Required work: Reproduce all the material exactly, minus any pictures it holds.

Excerpts from a figure dataset
◇ ◇ ◇ ◇ ◇ ◇ ◇
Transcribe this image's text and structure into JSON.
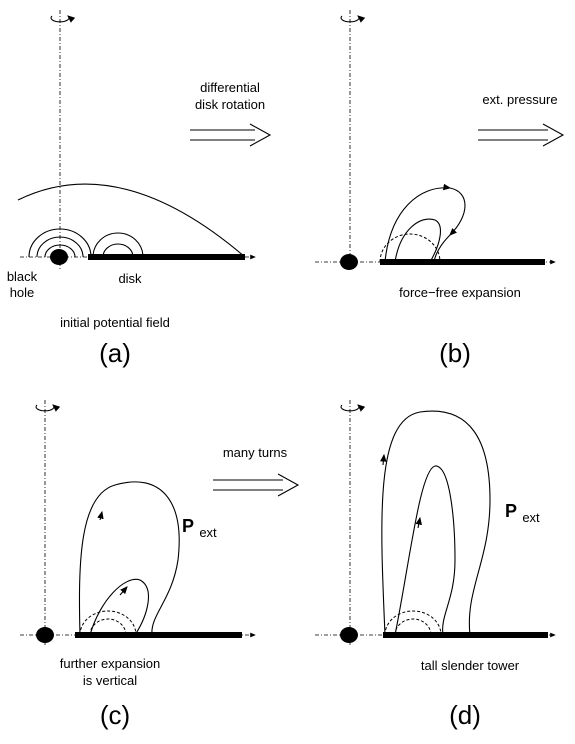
{
  "panels": [
    {
      "label": "(a)",
      "caption": [
        "initial potential field"
      ],
      "annotations": [
        "black",
        "hole",
        "disk"
      ]
    },
    {
      "label": "(b)",
      "caption": [
        "force−free expansion"
      ]
    },
    {
      "label": "(c)",
      "caption": [
        "further expansion",
        "is vertical"
      ],
      "pressure": {
        "symbol": "P",
        "subscript": "ext"
      }
    },
    {
      "label": "(d)",
      "caption": [
        "tall slender tower"
      ],
      "pressure": {
        "symbol": "P",
        "subscript": "ext"
      }
    }
  ],
  "arrows": [
    {
      "label": [
        "differential",
        "disk rotation"
      ]
    },
    {
      "label": [
        "ext. pressure"
      ]
    },
    {
      "label": [
        "many turns"
      ]
    }
  ]
}
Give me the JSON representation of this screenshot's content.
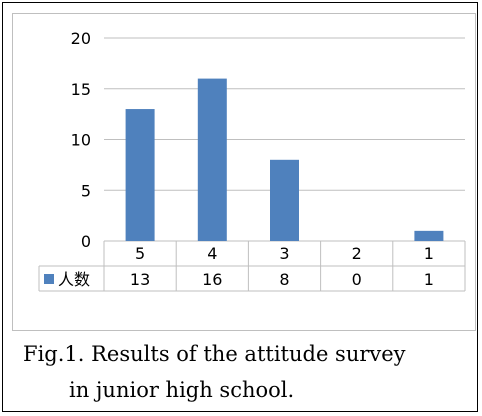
{
  "chart_data": {
    "type": "bar",
    "categories": [
      "5",
      "4",
      "3",
      "2",
      "1"
    ],
    "series": [
      {
        "name": "人数",
        "values": [
          13,
          16,
          8,
          0,
          1
        ],
        "color": "#4f81bd"
      }
    ],
    "ylim": [
      0,
      20
    ],
    "yticks": [
      0,
      5,
      10,
      15,
      20
    ],
    "grid": true,
    "legend": "data-table-left",
    "title": "",
    "xlabel": "",
    "ylabel": ""
  },
  "caption": {
    "line1": "Fig.1. Results of the attitude survey",
    "line2": "in junior high school."
  }
}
◇ ◇ ◇ ◇ ◇ ◇ ◇
Task output:
Transcribe this image's text and structure into JSON.
{
  "panels": [
    {
      "label": "(a)",
      "caption": [
        "initial potential field"
      ],
      "annotations": [
        "black",
        "hole",
        "disk"
      ]
    },
    {
      "label": "(b)",
      "caption": [
        "force−free expansion"
      ]
    },
    {
      "label": "(c)",
      "caption": [
        "further expansion",
        "is vertical"
      ],
      "pressure": {
        "symbol": "P",
        "subscript": "ext"
      }
    },
    {
      "label": "(d)",
      "caption": [
        "tall slender tower"
      ],
      "pressure": {
        "symbol": "P",
        "subscript": "ext"
      }
    }
  ],
  "arrows": [
    {
      "label": [
        "differential",
        "disk rotation"
      ]
    },
    {
      "label": [
        "ext. pressure"
      ]
    },
    {
      "label": [
        "many turns"
      ]
    }
  ]
}
Give me the JSON representation of this screenshot's content.
{
  "chart_data": {
    "type": "bar",
    "categories": [
      "5",
      "4",
      "3",
      "2",
      "1"
    ],
    "series": [
      {
        "name": "人数",
        "values": [
          13,
          16,
          8,
          0,
          1
        ],
        "color": "#4f81bd"
      }
    ],
    "ylim": [
      0,
      20
    ],
    "yticks": [
      0,
      5,
      10,
      15,
      20
    ],
    "grid": true,
    "legend": "data-table-left",
    "title": "",
    "xlabel": "",
    "ylabel": ""
  },
  "caption": {
    "line1": "Fig.1. Results of the attitude survey",
    "line2": "in junior high school."
  }
}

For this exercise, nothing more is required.